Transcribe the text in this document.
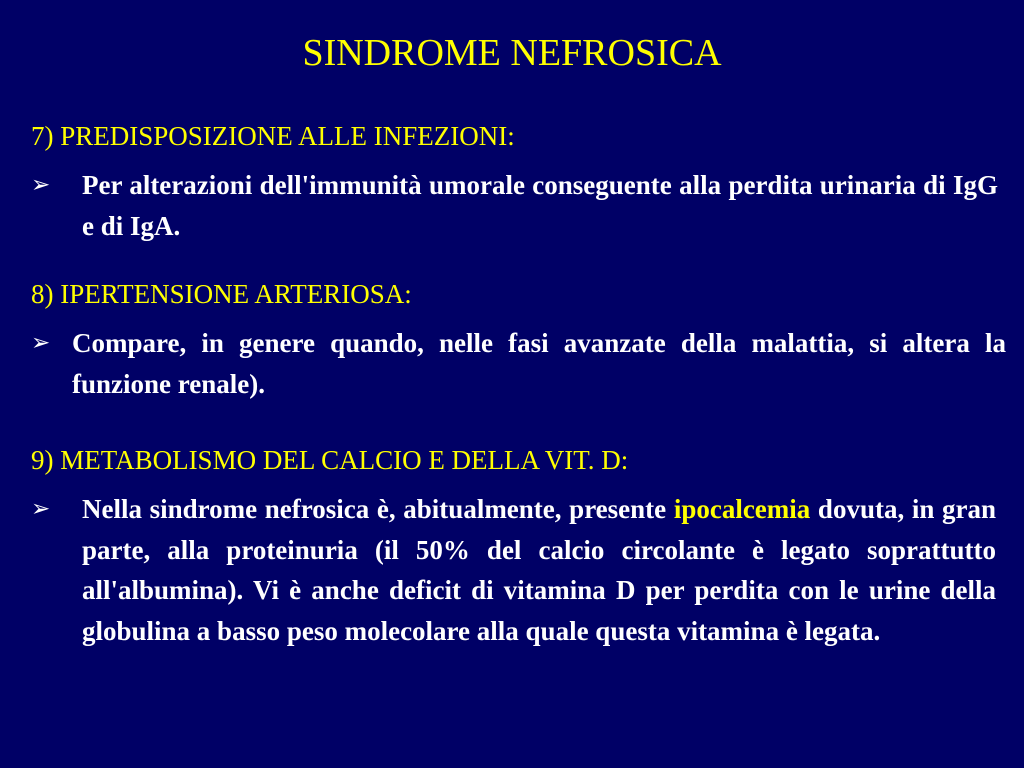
SINDROME NEFROSICA
7) PREDISPOSIZIONE ALLE INFEZIONI:
➢ Per alterazioni dell'immunità umorale conseguente alla perdita urinaria di IgG e di IgA.
8) IPERTENSIONE ARTERIOSA:
➢ Compare, in genere quando, nelle fasi avanzate della malattia, si altera la funzione renale).
9) METABOLISMO DEL CALCIO E DELLA VIT. D:
➢ Nella sindrome nefrosica è, abitualmente, presente ipocalcemia dovuta, in gran parte, alla proteinuria (il 50% del calcio circolante è legato soprattutto all'albumina). Vi è anche deficit di vitamina D per perdita con le urine della globulina a basso peso molecolare alla quale questa vitamina è legata.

◆ **Task item**
Retype the listing above exactly, pictures excluded.

◆ **Exercise solution**
Transcribe the text in this document.
SINDROME NEFROSICA
7) PREDISPOSIZIONE ALLE INFEZIONI:
➢ Per alterazioni dell'immunità umorale conseguente alla perdita urinaria di IgG e di IgA.
8) IPERTENSIONE ARTERIOSA:
➢ Compare, in genere quando, nelle fasi avanzate della malattia, si altera la funzione renale).
9) METABOLISMO DEL CALCIO E DELLA VIT. D:
➢ Nella sindrome nefrosica è, abitualmente, presente ipocalcemia dovuta, in gran parte, alla proteinuria (il 50% del calcio circolante è legato soprattutto all'albumina). Vi è anche deficit di vitamina D per perdita con le urine della globulina a basso peso molecolare alla quale questa vitamina è legata.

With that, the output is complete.